__Records provided__.
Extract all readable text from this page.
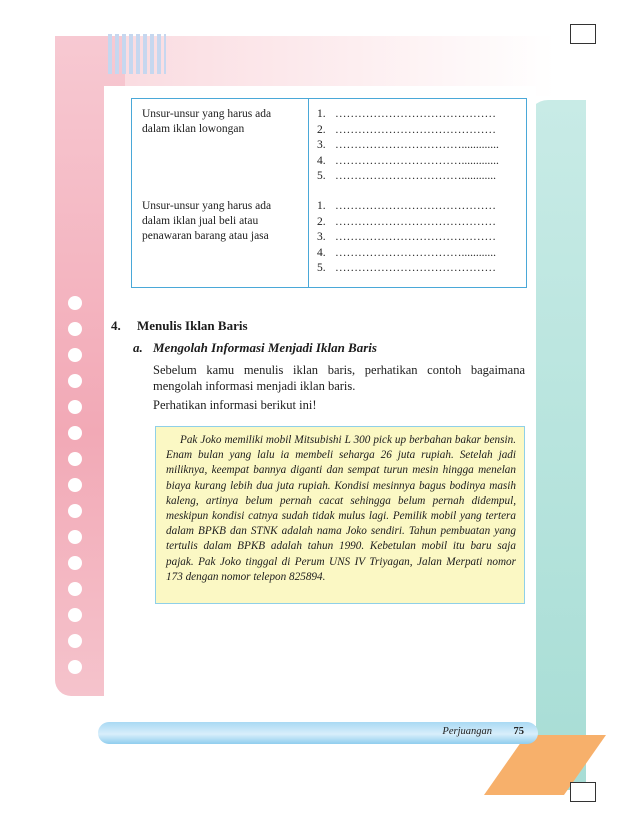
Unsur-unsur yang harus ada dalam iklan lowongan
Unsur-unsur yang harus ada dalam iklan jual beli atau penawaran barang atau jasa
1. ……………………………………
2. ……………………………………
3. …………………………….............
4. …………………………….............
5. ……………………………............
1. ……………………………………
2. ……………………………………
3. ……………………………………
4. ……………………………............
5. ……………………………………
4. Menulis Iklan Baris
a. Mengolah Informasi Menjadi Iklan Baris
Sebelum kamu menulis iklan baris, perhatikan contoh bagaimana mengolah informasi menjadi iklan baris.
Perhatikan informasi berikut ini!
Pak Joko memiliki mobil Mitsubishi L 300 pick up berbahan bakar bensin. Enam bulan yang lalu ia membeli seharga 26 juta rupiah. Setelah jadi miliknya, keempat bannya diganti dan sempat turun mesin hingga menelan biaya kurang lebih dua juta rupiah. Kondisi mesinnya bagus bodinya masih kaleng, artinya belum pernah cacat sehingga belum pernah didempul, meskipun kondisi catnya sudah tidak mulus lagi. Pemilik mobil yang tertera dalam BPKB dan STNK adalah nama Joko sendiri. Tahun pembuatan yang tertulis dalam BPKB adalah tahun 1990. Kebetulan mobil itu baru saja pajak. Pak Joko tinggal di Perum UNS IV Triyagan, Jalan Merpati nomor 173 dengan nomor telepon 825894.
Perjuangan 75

---

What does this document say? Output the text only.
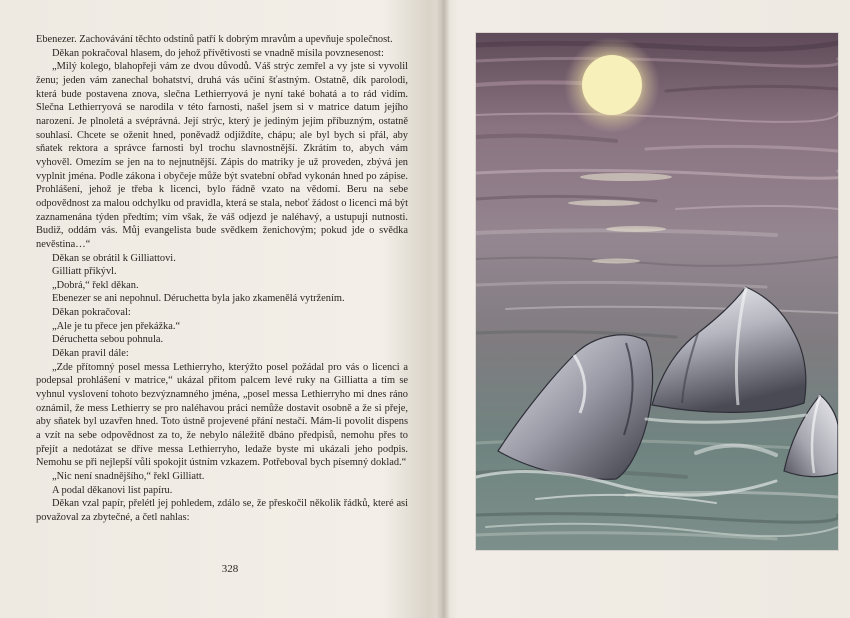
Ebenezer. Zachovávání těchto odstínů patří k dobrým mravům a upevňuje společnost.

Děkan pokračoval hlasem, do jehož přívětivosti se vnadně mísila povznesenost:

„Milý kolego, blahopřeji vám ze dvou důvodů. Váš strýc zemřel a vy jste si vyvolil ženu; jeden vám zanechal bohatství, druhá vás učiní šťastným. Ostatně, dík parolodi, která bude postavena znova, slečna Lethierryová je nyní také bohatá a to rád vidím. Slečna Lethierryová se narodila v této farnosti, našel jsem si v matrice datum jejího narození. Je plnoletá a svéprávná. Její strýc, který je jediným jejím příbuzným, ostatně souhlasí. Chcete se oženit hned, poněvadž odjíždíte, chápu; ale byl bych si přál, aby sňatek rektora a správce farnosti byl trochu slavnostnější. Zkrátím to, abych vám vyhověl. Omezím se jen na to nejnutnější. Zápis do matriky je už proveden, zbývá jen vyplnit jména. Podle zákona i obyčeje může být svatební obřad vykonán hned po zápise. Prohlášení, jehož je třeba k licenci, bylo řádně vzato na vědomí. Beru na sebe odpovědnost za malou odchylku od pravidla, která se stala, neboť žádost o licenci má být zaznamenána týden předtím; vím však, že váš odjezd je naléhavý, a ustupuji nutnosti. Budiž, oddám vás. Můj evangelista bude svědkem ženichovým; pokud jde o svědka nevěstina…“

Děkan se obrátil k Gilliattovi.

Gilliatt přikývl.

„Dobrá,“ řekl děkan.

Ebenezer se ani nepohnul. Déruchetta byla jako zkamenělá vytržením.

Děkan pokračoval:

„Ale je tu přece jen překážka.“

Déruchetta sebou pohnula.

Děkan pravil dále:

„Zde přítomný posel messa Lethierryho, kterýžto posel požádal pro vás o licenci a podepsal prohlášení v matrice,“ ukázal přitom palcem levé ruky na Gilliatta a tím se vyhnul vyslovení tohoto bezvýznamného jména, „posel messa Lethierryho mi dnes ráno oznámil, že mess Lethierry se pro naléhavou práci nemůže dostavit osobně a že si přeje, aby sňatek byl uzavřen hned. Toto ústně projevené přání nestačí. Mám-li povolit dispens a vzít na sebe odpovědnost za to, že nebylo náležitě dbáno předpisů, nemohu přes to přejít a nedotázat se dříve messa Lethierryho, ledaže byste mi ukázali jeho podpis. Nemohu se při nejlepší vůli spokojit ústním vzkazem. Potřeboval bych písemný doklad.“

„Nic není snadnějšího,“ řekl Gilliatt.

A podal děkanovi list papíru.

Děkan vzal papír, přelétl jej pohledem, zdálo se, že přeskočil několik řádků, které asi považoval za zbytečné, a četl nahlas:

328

---

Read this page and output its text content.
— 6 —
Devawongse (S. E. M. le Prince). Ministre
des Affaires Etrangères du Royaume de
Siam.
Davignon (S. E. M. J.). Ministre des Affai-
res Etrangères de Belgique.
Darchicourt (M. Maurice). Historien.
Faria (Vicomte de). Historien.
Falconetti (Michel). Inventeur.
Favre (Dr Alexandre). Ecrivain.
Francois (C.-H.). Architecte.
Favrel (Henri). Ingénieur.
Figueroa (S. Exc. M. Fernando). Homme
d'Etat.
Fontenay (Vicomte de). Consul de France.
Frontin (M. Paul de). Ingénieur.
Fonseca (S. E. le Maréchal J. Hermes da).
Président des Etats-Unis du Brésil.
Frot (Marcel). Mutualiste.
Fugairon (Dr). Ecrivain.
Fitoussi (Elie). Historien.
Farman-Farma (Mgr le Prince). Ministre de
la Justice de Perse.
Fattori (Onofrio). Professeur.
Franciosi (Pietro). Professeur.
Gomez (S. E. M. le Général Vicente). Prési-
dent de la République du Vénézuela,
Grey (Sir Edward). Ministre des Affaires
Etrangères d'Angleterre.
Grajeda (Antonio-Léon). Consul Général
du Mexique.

__Exercise details__. Only lines that contain the word "Etrangères" are wanted; copy each of them.

__Response to this exercise__.
des Affaires Etrangères du Royaume de
res Etrangères de Belgique.
Etrangères d'Angleterre.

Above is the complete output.